- [Required work]: Scan the material and copy every line in which "John" appears.

Rows from a dataset:
<<<<

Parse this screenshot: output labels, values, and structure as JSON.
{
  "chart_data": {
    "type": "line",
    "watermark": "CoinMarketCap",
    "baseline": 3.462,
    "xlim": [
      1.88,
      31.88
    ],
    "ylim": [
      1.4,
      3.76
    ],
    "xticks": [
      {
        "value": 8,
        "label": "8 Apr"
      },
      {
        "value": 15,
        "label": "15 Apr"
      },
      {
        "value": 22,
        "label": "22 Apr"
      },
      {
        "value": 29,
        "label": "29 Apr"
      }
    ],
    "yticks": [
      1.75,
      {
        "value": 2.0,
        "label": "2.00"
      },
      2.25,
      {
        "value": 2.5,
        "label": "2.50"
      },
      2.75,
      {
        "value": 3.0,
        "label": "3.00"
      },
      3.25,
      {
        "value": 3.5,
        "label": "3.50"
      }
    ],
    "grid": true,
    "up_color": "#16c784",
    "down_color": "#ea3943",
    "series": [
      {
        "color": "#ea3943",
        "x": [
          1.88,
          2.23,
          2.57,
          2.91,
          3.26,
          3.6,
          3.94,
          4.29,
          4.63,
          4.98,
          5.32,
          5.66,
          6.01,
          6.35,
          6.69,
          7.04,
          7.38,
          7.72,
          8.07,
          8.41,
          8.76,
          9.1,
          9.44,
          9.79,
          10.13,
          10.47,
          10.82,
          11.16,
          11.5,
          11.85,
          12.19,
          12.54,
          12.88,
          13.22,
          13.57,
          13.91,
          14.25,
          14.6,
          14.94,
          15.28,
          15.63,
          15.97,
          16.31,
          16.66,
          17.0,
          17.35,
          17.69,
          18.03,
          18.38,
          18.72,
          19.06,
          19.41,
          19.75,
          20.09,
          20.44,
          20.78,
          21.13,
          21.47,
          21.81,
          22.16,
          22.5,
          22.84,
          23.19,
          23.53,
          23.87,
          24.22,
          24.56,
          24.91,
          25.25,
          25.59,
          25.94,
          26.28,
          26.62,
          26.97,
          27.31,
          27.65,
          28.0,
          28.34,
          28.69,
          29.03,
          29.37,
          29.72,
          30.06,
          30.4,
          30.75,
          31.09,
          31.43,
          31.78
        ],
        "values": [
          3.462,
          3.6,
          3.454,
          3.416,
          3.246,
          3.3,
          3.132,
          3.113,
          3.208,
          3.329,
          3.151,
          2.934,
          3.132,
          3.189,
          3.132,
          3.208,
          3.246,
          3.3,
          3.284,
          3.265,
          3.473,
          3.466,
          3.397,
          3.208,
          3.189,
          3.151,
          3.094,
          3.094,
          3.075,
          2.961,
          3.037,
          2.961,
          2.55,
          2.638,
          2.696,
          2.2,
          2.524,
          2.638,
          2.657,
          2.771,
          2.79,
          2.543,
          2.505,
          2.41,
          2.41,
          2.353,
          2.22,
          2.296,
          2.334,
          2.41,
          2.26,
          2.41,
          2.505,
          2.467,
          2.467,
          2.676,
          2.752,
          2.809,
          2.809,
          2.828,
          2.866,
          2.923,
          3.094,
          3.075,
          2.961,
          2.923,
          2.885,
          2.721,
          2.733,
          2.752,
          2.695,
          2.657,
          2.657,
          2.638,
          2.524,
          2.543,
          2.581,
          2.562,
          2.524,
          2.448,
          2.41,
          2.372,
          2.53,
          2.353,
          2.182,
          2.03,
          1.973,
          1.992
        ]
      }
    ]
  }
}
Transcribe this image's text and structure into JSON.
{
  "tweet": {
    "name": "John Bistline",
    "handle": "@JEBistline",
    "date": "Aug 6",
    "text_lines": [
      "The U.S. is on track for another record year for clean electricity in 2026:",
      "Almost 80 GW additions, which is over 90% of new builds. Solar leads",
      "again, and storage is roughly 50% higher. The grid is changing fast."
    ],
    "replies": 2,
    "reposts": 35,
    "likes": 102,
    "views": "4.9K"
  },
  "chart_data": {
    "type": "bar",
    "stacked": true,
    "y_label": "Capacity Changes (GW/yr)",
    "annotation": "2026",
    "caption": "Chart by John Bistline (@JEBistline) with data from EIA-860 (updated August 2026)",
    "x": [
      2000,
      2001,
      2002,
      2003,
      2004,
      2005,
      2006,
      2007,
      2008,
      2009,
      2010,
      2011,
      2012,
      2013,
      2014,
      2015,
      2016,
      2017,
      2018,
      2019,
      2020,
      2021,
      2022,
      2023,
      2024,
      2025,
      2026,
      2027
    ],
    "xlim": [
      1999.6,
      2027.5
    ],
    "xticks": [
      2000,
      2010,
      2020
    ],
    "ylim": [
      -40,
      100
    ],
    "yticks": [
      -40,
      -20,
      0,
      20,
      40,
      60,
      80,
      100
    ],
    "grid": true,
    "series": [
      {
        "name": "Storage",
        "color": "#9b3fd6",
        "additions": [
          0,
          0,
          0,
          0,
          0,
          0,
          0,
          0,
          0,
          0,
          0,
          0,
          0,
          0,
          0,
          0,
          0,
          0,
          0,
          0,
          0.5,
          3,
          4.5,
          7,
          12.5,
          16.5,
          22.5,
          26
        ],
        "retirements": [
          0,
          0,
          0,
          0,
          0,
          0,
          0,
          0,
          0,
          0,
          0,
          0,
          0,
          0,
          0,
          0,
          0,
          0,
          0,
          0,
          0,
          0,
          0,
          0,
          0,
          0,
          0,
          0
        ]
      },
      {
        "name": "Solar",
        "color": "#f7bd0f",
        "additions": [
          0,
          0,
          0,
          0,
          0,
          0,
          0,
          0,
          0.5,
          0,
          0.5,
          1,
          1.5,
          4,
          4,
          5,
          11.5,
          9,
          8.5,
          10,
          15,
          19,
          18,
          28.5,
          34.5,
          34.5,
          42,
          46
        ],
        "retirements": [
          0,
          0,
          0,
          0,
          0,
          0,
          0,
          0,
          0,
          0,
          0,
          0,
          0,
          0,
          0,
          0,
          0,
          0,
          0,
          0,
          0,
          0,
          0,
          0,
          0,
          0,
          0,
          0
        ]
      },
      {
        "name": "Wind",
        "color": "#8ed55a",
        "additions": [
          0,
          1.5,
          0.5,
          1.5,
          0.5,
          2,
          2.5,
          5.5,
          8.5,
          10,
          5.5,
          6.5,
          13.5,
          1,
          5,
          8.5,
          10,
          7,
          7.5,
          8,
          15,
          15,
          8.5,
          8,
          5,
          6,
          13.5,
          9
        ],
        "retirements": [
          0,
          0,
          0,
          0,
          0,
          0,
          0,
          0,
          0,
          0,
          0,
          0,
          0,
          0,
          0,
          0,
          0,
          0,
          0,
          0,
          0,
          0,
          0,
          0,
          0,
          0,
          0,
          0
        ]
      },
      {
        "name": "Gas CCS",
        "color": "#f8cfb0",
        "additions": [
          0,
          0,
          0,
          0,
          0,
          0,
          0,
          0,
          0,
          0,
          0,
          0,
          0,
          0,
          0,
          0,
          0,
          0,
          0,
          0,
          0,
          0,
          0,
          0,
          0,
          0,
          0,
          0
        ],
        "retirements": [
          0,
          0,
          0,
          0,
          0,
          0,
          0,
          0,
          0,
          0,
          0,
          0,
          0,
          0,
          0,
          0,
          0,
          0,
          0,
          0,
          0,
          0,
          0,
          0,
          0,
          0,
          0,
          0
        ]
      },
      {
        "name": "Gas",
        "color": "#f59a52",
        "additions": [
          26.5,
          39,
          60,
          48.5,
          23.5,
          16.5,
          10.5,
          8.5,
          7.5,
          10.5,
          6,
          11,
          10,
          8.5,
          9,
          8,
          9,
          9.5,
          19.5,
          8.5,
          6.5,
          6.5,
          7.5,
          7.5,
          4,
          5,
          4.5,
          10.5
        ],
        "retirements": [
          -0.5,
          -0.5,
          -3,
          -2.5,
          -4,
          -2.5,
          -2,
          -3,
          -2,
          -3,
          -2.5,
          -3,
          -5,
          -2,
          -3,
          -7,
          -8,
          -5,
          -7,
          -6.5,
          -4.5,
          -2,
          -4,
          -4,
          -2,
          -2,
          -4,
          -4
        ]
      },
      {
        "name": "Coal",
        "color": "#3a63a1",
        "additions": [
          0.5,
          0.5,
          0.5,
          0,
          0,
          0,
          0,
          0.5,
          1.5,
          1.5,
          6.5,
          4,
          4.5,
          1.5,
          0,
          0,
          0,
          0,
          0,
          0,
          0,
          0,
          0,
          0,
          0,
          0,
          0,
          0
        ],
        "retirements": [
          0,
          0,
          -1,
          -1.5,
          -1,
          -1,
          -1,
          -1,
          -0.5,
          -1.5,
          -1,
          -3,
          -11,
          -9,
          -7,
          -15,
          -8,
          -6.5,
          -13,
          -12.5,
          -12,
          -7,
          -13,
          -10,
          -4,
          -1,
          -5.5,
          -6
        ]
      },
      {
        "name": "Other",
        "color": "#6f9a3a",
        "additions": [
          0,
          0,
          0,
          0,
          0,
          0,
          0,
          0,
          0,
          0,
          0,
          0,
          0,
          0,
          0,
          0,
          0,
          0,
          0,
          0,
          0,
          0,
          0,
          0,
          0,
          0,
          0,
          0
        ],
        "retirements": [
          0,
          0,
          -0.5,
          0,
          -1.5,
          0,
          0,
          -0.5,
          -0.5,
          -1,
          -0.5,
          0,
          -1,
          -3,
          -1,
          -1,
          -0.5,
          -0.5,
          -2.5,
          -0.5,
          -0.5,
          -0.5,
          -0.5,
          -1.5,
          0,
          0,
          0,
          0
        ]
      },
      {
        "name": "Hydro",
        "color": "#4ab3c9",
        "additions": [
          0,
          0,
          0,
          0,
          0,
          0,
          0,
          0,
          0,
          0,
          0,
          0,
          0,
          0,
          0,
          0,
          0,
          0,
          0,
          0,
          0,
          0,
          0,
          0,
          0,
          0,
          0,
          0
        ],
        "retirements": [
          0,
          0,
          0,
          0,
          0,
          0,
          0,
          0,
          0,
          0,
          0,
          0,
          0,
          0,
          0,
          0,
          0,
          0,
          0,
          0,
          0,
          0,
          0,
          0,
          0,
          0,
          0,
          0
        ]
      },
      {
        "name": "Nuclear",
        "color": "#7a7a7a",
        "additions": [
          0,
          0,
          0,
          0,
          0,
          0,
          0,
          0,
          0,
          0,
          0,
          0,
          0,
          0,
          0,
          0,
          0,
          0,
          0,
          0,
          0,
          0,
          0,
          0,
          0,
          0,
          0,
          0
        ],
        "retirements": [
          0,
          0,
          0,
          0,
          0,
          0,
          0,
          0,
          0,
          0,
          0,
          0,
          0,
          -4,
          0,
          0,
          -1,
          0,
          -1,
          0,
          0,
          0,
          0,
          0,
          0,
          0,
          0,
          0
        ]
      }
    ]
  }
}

>>>>

- [Solution for this task]:
    "name": "John Bistline",
    "caption": "Chart by John Bistline (@JEBistline) with data from EIA-860 (updated August 2026)",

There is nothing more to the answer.